SOURCE DATA:
%%
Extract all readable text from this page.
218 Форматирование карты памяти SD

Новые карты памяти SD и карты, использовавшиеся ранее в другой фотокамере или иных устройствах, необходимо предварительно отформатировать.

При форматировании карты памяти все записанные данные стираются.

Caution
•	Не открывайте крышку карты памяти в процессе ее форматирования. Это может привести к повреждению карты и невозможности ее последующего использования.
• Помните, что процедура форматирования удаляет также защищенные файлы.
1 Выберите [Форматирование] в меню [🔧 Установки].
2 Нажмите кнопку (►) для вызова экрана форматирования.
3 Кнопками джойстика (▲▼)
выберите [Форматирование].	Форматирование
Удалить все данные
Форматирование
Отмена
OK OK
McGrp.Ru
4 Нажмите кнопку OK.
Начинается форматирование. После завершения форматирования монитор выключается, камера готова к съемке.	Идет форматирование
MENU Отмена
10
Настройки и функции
%%
YOUR GOAL: Using the material above, gather every line that includes "форматирования".

TASK ANSWER:
•	Не открывайте крышку карты памяти в процессе ее форматирования. Это может привести к повреждению карты и невозможности ее последующего использования.
• Помните, что процедура форматирования удаляет также защищенные файлы.
2 Нажмите кнопку (►) для вызова экрана форматирования.
Начинается форматирование. После завершения форматирования монитор выключается, камера готова к съемке.	Идет форматирование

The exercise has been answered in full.